Stored rows >>
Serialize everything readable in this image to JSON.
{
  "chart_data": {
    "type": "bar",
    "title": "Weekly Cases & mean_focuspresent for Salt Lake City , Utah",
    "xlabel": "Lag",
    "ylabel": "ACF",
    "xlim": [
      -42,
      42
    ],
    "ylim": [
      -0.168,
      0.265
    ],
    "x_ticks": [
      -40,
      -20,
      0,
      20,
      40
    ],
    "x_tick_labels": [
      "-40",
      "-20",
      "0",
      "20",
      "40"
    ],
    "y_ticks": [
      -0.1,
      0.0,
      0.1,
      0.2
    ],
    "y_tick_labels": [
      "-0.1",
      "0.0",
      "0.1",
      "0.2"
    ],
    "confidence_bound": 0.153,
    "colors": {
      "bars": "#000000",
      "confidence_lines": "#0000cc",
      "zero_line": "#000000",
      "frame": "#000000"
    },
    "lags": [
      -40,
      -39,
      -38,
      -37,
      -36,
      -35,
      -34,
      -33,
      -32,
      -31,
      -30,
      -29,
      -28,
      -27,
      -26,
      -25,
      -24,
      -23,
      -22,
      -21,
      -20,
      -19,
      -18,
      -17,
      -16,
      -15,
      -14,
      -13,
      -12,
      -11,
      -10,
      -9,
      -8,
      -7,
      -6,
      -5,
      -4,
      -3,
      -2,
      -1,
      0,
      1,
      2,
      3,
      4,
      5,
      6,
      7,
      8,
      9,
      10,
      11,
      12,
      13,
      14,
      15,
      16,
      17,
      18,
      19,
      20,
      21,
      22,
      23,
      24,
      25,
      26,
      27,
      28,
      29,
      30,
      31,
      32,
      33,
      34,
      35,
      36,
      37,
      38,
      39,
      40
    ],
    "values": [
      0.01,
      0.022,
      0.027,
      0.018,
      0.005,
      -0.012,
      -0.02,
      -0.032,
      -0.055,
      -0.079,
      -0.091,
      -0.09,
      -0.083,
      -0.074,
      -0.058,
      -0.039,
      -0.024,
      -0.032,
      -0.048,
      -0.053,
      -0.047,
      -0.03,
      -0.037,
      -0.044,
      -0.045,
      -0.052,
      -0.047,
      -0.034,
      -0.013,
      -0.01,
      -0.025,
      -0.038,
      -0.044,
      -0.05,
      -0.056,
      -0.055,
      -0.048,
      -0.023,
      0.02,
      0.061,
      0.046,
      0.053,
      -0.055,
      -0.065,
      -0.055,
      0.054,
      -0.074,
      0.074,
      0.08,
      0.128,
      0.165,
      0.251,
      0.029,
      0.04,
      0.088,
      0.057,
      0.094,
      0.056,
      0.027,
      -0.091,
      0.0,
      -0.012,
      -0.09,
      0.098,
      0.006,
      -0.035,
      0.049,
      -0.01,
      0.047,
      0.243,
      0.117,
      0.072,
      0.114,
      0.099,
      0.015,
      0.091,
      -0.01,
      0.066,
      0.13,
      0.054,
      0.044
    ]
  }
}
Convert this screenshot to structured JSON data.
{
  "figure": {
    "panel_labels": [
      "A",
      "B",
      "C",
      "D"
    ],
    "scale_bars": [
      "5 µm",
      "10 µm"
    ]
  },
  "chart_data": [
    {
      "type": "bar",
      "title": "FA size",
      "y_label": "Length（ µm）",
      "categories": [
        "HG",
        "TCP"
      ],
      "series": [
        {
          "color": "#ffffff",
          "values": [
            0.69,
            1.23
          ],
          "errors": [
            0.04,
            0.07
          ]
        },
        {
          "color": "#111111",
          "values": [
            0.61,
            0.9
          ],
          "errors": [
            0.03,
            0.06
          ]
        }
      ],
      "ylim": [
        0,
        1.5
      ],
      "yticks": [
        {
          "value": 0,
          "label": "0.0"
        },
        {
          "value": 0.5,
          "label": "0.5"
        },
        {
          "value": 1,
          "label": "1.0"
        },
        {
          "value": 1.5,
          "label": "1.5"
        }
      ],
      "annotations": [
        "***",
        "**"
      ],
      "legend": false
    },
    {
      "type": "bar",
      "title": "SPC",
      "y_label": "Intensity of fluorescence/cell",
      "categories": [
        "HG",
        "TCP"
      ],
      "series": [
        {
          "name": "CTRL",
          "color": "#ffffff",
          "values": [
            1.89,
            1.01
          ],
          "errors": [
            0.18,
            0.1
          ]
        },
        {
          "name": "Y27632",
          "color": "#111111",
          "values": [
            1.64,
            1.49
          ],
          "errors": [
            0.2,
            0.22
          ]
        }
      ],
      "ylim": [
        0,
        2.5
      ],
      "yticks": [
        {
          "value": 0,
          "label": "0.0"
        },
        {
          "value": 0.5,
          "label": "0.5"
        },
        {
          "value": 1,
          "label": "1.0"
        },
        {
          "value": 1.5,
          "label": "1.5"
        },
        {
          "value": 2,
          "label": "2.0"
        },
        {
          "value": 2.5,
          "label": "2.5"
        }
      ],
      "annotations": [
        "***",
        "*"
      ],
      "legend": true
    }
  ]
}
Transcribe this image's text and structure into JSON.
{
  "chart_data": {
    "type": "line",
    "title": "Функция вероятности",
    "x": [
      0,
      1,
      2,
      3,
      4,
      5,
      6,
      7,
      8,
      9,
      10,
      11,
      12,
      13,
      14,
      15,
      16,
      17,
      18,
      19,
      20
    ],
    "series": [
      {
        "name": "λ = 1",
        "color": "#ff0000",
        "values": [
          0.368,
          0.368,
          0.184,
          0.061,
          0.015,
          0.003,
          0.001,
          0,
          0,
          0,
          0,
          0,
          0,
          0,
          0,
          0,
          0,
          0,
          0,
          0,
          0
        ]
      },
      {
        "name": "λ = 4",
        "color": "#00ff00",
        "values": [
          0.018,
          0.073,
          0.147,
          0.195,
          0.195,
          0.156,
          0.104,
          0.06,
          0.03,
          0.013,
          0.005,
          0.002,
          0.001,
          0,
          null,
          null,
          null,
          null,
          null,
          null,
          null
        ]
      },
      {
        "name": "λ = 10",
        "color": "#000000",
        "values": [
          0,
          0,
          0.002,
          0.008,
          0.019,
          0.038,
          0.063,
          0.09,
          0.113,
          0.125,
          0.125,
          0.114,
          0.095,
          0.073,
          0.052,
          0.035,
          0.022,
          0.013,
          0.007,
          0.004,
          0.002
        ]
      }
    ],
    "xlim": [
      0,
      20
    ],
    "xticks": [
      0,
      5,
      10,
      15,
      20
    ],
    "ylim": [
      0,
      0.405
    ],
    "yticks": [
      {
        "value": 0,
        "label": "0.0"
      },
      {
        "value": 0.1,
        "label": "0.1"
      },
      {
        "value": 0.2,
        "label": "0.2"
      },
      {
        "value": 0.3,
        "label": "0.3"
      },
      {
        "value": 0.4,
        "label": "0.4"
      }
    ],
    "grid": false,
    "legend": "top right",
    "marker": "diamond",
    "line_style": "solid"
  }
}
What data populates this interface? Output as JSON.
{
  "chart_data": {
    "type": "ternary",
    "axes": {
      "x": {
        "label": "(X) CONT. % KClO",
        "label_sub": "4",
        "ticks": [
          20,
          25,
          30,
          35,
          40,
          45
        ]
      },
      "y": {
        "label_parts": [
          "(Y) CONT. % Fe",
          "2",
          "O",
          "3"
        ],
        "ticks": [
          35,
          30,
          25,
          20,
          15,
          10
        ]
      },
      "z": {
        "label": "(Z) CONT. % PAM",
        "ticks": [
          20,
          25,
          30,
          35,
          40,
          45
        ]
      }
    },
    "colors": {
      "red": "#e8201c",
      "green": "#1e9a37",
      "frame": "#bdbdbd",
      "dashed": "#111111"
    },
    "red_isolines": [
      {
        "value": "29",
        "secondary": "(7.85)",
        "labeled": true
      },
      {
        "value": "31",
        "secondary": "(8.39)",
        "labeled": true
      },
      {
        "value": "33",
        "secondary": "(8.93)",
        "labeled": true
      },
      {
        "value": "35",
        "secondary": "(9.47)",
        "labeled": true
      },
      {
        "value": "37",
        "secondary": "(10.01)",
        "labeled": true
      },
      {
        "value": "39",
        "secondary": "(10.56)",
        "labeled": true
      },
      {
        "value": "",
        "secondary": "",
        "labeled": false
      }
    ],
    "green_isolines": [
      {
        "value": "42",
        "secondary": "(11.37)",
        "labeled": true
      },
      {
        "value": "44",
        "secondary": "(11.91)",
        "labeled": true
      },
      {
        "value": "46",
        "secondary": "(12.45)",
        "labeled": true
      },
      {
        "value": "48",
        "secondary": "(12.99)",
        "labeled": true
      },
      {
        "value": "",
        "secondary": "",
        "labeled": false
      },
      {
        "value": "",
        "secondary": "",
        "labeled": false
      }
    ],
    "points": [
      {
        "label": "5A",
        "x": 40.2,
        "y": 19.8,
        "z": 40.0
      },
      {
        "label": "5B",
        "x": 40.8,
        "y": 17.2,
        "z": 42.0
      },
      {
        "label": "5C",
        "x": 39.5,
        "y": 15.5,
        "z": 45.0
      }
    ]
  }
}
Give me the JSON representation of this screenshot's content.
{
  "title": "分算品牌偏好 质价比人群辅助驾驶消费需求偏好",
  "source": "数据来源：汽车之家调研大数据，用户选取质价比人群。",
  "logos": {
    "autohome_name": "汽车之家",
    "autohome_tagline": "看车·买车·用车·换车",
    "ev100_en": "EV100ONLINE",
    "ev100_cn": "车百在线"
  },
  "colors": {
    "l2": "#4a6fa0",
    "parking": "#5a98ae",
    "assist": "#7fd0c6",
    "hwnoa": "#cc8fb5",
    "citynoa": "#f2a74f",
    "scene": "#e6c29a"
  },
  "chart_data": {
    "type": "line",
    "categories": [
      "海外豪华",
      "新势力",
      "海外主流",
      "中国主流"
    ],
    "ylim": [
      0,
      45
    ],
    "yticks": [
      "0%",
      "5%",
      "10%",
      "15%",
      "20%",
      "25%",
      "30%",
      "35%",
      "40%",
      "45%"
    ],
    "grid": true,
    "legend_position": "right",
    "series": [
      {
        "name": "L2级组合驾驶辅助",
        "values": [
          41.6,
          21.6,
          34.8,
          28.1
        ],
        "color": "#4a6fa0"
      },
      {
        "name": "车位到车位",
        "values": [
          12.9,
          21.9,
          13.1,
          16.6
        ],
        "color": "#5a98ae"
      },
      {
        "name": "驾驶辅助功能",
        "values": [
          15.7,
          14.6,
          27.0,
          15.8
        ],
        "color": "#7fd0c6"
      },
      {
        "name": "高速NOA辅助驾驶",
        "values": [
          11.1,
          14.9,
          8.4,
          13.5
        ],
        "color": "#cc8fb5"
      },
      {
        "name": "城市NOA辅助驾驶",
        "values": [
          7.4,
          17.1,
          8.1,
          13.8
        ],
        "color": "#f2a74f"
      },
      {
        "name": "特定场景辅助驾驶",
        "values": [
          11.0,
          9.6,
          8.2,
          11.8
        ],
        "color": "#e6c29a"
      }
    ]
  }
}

Task brief >>
Find each line with the string "title" and copy it out.

Final result >>
    "title": "Weekly Cases & mean_focuspresent for Salt Lake City , Utah",
      "title": "FA size",
      "title": "SPC",
    "title": "Функция вероятности",
  "title": "分算品牌偏好 质价比人群辅助驾驶消费需求偏好",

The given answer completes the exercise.